DESCRIPTION OF THE TASK
Using the data below, gather each line that includes the word "base".
------ AVAILABLE RECORDS
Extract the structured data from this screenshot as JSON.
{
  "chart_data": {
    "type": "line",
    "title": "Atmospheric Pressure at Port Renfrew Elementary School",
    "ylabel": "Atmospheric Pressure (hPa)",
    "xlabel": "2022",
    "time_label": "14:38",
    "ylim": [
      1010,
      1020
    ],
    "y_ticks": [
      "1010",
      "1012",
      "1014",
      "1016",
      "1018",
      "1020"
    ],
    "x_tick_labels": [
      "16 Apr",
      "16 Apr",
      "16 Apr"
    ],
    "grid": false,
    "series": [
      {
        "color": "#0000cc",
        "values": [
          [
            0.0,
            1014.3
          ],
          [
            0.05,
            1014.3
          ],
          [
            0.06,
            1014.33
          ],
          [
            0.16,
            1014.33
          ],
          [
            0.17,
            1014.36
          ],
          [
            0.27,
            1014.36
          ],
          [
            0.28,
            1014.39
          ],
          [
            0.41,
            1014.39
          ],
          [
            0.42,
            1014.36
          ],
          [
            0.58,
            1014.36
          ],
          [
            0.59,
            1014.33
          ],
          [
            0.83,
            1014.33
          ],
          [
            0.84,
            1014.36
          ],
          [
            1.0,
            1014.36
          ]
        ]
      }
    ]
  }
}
------------
------ AVAILABLE RECORDS
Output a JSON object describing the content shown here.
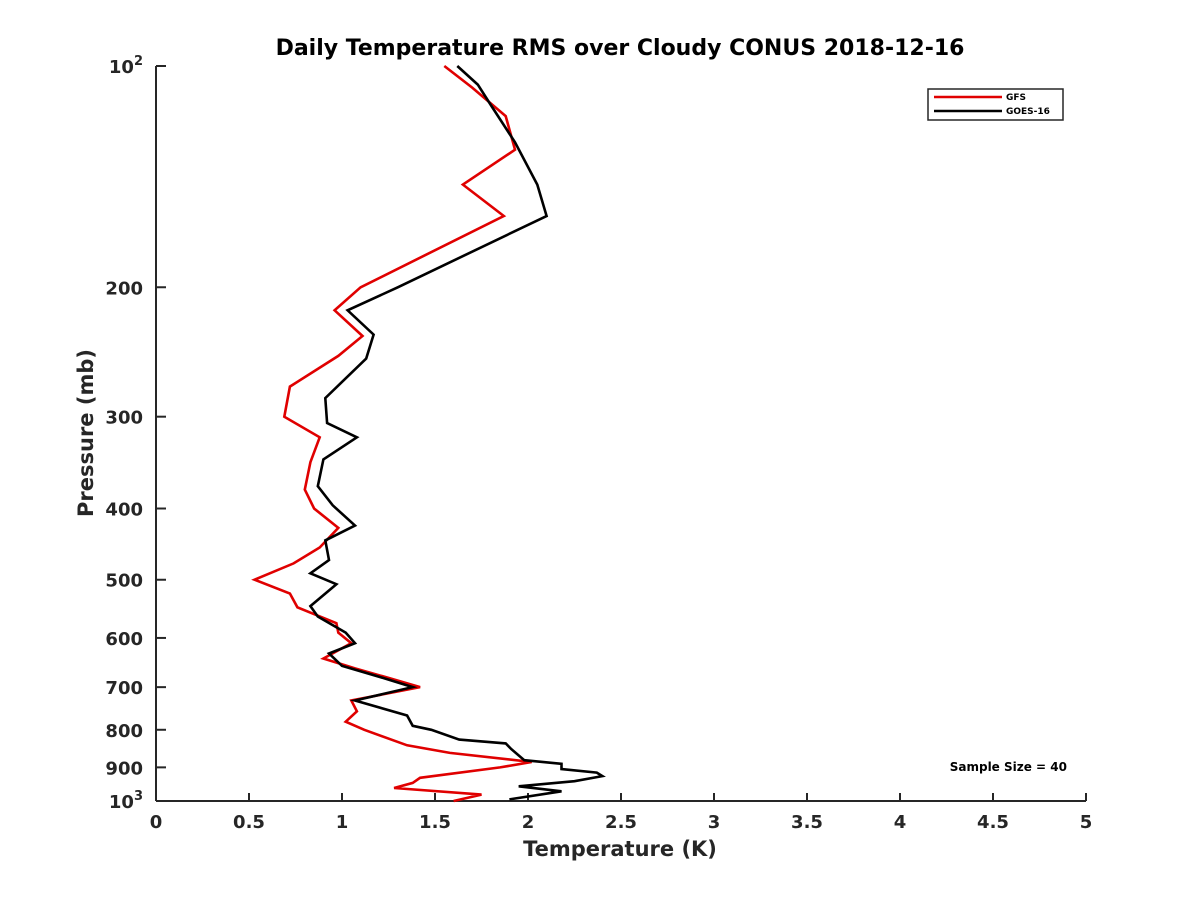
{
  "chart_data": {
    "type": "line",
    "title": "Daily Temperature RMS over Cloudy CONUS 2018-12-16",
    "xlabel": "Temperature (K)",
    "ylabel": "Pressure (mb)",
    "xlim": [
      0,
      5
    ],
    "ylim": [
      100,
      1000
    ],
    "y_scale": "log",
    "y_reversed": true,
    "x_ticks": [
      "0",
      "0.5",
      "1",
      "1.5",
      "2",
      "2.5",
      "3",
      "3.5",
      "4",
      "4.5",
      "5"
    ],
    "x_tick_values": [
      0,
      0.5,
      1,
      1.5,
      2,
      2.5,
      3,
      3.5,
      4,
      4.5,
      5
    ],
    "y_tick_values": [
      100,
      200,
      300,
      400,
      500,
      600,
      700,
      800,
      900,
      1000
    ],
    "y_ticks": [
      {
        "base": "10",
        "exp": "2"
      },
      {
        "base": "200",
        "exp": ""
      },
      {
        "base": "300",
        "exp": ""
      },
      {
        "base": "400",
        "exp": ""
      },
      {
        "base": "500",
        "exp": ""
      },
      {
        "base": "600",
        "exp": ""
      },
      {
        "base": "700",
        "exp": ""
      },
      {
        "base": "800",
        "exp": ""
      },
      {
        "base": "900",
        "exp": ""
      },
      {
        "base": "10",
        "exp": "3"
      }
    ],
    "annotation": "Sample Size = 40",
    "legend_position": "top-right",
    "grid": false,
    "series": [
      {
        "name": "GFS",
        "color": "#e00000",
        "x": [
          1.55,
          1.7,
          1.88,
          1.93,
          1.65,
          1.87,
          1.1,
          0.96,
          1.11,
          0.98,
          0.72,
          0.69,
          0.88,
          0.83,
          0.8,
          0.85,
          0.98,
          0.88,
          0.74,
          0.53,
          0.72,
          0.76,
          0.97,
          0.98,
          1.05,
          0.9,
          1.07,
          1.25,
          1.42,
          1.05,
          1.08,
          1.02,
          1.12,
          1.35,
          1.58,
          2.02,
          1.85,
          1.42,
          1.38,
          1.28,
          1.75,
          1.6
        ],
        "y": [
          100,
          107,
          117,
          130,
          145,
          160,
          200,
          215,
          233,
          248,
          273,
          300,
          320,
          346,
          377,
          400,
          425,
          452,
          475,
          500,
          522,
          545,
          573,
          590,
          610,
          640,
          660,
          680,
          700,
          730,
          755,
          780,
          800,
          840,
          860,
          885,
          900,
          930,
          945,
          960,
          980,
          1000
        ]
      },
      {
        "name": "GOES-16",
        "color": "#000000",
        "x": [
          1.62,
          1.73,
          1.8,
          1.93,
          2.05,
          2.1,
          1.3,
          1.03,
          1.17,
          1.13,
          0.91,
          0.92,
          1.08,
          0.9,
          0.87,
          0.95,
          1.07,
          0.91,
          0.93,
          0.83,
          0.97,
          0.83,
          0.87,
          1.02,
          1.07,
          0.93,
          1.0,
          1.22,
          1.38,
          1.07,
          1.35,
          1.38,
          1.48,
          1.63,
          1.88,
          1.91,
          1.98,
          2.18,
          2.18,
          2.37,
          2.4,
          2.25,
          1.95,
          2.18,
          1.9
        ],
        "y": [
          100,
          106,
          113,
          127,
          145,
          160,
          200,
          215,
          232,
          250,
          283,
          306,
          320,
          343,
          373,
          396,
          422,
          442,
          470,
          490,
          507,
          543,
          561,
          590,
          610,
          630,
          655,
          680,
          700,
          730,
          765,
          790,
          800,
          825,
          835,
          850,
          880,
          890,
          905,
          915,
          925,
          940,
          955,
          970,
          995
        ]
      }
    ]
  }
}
------------
OUTPUT OF THE EXERCISE
        "base": "10",
        "base": "200",
        "base": "300",
        "base": "400",
        "base": "500",
        "base": "600",
        "base": "700",
        "base": "800",
        "base": "900",
        "base": "10",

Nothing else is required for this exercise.